— BEGIN Supplied records —
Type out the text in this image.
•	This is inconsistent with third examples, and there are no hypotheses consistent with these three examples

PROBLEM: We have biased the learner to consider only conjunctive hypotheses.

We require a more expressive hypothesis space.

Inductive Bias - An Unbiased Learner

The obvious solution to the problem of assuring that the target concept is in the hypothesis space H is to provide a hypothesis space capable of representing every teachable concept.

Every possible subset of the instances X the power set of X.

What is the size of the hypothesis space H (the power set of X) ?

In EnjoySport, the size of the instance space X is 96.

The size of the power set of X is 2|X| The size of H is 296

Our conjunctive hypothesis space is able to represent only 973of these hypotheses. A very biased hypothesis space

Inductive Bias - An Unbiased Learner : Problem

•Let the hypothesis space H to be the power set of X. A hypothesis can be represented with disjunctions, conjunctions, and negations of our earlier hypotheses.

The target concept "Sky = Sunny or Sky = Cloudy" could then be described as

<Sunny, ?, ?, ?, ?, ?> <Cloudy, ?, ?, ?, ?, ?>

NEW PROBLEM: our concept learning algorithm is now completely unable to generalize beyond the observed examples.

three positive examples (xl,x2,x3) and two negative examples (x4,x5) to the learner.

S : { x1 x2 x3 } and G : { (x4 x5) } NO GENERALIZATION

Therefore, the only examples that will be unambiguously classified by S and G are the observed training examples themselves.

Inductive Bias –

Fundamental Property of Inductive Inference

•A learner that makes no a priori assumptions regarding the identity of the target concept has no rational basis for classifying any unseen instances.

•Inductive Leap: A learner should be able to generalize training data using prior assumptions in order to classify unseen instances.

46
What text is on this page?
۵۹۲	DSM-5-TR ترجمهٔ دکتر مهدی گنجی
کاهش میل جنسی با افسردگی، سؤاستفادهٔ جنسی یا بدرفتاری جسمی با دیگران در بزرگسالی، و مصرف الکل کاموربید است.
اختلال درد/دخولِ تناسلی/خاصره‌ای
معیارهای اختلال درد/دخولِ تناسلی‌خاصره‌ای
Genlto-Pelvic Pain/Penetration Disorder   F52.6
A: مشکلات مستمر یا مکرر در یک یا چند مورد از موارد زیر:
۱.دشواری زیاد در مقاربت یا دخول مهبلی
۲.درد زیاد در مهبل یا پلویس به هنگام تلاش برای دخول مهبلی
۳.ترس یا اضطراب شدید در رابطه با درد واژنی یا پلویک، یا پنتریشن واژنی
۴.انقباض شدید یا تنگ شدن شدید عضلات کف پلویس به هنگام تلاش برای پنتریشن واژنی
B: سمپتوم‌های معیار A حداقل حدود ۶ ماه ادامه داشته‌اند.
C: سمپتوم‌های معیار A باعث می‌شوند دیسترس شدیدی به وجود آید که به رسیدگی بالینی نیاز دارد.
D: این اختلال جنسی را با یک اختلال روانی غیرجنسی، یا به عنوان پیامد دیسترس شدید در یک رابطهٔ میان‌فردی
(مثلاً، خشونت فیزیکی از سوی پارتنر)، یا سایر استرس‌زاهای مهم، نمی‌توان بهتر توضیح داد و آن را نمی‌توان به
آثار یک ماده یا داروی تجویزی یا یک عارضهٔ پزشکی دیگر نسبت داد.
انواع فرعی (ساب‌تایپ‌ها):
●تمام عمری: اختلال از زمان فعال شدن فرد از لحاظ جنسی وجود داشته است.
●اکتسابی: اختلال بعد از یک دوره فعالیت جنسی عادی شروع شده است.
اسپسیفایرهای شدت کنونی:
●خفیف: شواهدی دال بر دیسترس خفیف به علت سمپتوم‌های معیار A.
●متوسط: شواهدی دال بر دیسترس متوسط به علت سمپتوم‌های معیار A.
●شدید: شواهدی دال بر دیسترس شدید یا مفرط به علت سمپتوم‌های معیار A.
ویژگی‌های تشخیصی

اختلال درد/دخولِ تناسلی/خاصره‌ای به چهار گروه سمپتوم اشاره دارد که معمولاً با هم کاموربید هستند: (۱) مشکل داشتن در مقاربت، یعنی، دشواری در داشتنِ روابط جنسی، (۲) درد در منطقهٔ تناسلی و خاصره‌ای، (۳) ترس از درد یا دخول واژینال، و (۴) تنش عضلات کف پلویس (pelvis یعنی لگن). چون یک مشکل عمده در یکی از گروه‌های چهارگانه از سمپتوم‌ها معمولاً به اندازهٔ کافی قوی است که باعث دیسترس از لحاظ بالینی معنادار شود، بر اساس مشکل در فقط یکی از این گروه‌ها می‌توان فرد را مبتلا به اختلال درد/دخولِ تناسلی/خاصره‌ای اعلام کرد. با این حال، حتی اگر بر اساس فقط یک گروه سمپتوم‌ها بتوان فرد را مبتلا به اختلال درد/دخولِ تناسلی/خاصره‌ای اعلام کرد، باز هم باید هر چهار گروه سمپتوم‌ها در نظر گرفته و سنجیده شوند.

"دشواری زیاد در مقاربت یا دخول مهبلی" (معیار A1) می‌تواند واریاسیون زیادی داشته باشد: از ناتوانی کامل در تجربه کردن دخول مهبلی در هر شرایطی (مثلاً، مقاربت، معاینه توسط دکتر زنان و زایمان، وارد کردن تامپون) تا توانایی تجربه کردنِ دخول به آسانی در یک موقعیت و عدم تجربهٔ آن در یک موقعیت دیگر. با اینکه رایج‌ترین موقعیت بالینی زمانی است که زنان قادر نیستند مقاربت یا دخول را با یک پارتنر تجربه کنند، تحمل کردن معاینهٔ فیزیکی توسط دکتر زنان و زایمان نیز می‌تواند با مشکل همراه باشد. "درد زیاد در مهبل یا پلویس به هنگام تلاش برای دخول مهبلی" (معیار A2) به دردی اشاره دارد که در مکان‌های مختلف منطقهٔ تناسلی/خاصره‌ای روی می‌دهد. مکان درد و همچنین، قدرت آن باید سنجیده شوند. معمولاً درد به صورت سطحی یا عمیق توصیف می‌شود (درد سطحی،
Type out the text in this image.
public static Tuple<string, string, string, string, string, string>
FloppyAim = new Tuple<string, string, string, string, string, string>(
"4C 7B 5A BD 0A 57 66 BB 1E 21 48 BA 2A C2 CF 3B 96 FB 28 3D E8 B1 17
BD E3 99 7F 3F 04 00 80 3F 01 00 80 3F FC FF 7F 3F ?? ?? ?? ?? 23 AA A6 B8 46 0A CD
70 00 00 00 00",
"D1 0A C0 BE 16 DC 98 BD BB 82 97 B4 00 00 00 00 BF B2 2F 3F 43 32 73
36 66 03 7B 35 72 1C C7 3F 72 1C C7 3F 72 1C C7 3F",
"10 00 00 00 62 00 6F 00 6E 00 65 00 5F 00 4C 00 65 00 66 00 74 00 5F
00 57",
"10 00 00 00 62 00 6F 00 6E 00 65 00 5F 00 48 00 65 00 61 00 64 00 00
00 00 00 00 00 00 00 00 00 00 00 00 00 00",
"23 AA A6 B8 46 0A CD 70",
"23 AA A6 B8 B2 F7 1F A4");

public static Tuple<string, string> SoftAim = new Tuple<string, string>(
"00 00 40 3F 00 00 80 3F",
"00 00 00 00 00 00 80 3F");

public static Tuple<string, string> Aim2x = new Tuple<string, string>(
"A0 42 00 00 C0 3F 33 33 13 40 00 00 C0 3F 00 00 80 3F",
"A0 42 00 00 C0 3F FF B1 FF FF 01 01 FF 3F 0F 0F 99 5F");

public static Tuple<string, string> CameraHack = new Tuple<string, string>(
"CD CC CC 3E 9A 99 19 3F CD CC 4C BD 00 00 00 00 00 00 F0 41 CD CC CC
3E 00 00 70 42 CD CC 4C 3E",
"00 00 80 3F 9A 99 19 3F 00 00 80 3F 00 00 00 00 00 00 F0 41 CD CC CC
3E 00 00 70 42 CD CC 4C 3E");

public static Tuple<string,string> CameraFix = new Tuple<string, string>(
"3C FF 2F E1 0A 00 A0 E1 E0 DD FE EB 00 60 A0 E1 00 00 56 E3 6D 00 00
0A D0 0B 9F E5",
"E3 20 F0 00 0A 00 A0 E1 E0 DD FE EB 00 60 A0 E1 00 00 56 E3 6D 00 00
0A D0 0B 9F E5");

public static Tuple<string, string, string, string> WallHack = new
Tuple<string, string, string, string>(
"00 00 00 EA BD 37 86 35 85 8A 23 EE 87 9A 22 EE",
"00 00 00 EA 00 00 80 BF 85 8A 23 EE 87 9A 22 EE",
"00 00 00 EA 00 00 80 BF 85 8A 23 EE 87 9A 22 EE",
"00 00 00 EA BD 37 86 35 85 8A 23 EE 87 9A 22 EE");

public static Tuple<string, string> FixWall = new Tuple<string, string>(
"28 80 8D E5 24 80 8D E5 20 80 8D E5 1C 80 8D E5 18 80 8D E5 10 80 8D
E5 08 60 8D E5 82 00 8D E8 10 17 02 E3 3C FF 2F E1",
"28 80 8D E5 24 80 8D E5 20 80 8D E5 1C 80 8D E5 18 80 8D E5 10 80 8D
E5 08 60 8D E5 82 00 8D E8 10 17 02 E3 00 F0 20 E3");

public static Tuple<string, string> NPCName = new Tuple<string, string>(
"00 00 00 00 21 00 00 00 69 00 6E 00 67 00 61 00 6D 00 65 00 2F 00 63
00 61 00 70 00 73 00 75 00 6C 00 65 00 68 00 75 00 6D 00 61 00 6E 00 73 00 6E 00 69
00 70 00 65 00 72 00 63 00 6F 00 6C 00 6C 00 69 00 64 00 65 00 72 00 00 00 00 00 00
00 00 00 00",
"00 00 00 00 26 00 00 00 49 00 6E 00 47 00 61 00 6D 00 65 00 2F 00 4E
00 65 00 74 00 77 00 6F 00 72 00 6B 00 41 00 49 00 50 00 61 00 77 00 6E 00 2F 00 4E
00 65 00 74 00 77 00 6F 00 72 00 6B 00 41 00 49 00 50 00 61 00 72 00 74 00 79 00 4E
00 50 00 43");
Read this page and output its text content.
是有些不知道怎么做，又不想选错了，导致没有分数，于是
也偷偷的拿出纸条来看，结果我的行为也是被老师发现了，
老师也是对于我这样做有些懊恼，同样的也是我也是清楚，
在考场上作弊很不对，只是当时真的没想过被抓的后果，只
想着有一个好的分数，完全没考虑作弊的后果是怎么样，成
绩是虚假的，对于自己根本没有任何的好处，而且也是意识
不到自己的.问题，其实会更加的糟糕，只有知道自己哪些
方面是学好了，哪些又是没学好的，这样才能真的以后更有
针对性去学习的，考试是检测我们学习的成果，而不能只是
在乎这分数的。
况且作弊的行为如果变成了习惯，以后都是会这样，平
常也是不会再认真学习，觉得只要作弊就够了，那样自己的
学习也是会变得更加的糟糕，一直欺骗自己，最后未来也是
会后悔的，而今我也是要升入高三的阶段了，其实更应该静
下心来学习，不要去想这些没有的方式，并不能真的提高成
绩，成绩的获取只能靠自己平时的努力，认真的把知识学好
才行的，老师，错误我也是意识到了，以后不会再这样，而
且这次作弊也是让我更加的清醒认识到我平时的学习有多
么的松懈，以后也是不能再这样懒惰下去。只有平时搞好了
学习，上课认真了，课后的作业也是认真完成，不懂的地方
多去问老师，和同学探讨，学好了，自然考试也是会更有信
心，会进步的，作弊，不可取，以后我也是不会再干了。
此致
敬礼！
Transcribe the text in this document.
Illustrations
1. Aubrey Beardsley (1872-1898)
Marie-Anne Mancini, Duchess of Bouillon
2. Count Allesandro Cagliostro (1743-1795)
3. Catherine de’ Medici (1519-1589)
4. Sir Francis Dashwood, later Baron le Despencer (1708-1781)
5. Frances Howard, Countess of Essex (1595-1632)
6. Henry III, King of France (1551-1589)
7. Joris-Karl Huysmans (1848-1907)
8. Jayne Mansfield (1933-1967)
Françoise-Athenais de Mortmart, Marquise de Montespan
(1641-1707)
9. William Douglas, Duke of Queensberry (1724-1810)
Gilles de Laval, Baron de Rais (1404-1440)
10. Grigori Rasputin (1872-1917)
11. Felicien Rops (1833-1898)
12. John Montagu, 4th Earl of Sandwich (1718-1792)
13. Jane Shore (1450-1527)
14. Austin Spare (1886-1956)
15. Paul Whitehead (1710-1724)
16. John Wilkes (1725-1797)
— END Supplied records —
* [Task goal]:
Copy each line of the entries that includes the word "رابطه".

* [Written answer]:
۳.ترس یا اضطراب شدید در رابطه با درد واژنی یا پلویک، یا پنتریشن واژنی
D: این اختلال جنسی را با یک اختلال روانی غیرجنسی، یا به عنوان پیامد دیسترس شدید در یک رابطهٔ میان‌فردی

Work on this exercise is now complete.